__Written task__
Write the data out again exactly, dropping any images it holds.

__Records to process__
++++++++++

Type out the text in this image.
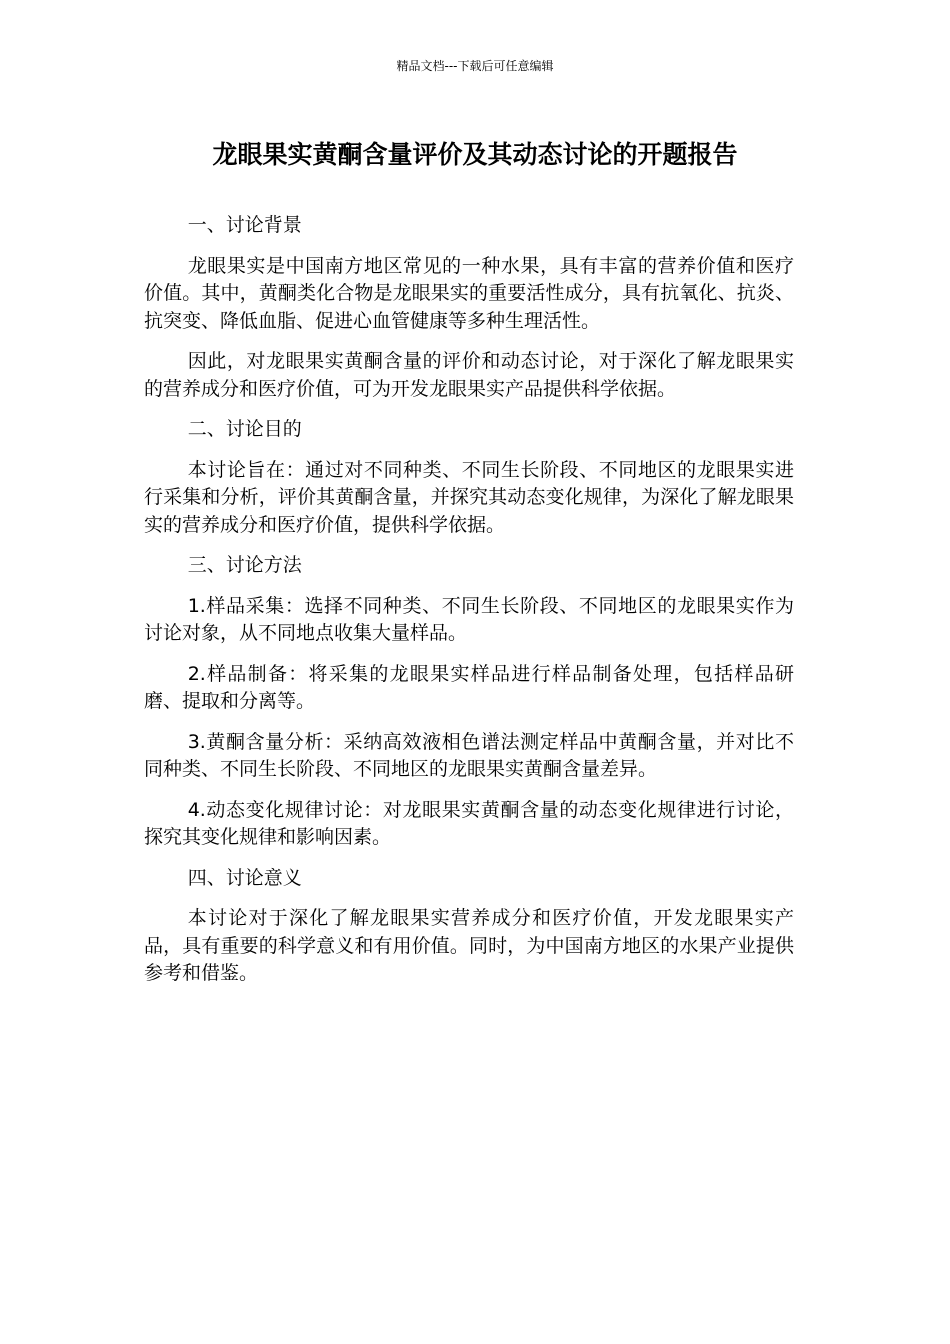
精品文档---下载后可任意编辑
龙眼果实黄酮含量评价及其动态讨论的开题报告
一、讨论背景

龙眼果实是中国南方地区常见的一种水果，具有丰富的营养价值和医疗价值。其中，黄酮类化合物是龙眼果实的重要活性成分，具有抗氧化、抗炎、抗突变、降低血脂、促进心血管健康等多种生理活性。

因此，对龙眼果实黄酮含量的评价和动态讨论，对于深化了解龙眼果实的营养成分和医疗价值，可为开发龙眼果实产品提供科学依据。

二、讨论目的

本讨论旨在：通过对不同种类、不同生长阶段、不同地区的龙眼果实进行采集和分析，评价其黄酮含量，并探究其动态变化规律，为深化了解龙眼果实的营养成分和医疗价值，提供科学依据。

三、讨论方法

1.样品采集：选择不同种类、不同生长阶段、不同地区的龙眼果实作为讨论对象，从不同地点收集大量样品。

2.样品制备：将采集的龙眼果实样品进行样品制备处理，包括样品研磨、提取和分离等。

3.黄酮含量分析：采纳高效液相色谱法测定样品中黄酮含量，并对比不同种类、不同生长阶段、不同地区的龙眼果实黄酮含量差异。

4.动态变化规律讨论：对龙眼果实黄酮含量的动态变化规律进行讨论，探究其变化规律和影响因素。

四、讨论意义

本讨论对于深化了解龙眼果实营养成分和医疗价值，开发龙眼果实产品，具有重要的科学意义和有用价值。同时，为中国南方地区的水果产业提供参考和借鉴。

++++++++++

__Task output__
Type out the text in this image.
精品文档---下载后可任意编辑
龙眼果实黄酮含量评价及其动态讨论的开题报告
一、讨论背景

龙眼果实是中国南方地区常见的一种水果，具有丰富的营养价值和医疗价值。其中，黄酮类化合物是龙眼果实的重要活性成分，具有抗氧化、抗炎、抗突变、降低血脂、促进心血管健康等多种生理活性。

因此，对龙眼果实黄酮含量的评价和动态讨论，对于深化了解龙眼果实的营养成分和医疗价值，可为开发龙眼果实产品提供科学依据。

二、讨论目的

本讨论旨在：通过对不同种类、不同生长阶段、不同地区的龙眼果实进行采集和分析，评价其黄酮含量，并探究其动态变化规律，为深化了解龙眼果实的营养成分和医疗价值，提供科学依据。

三、讨论方法

1.样品采集：选择不同种类、不同生长阶段、不同地区的龙眼果实作为讨论对象，从不同地点收集大量样品。

2.样品制备：将采集的龙眼果实样品进行样品制备处理，包括样品研磨、提取和分离等。

3.黄酮含量分析：采纳高效液相色谱法测定样品中黄酮含量，并对比不同种类、不同生长阶段、不同地区的龙眼果实黄酮含量差异。

4.动态变化规律讨论：对龙眼果实黄酮含量的动态变化规律进行讨论，探究其变化规律和影响因素。

四、讨论意义

本讨论对于深化了解龙眼果实营养成分和医疗价值，开发龙眼果实产品，具有重要的科学意义和有用价值。同时，为中国南方地区的水果产业提供参考和借鉴。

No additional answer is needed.